Given task:
Return every line of the material exactly.

(Stored items)
-- start --
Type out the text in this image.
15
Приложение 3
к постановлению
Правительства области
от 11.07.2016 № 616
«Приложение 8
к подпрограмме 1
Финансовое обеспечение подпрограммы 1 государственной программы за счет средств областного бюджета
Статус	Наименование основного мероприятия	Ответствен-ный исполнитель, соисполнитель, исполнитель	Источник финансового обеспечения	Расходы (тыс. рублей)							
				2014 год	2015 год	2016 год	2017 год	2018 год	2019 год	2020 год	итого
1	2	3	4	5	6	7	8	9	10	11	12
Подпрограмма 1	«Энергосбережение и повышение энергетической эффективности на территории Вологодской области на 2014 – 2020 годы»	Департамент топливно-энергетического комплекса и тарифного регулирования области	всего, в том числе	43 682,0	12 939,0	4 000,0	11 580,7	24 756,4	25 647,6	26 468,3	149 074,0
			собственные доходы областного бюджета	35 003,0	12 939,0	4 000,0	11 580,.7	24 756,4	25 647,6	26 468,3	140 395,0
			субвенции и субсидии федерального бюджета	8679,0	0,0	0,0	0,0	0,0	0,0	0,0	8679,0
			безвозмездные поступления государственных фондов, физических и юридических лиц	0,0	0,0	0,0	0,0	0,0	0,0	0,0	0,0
-- end --
Finished exercise:
Type out the text in this image.
15
Приложение 3
к постановлению
Правительства области
от 11.07.2016 № 616
«Приложение 8
к подпрограмме 1
Финансовое обеспечение подпрограммы 1 государственной программы за счет средств областного бюджета
Статус	Наименование основного мероприятия	Ответствен-ный исполнитель, соисполнитель, исполнитель	Источник финансового обеспечения	Расходы (тыс. рублей)							
				2014 год	2015 год	2016 год	2017 год	2018 год	2019 год	2020 год	итого
1	2	3	4	5	6	7	8	9	10	11	12
Подпрограмма 1	«Энергосбережение и повышение энергетической эффективности на территории Вологодской области на 2014 – 2020 годы»	Департамент топливно-энергетического комплекса и тарифного регулирования области	всего, в том числе	43 682,0	12 939,0	4 000,0	11 580,7	24 756,4	25 647,6	26 468,3	149 074,0
			собственные доходы областного бюджета	35 003,0	12 939,0	4 000,0	11 580,.7	24 756,4	25 647,6	26 468,3	140 395,0
			субвенции и субсидии федерального бюджета	8679,0	0,0	0,0	0,0	0,0	0,0	0,0	8679,0
			безвозмездные поступления государственных фондов, физических и юридических лиц	0,0	0,0	0,0	0,0	0,0	0,0	0,0	0,0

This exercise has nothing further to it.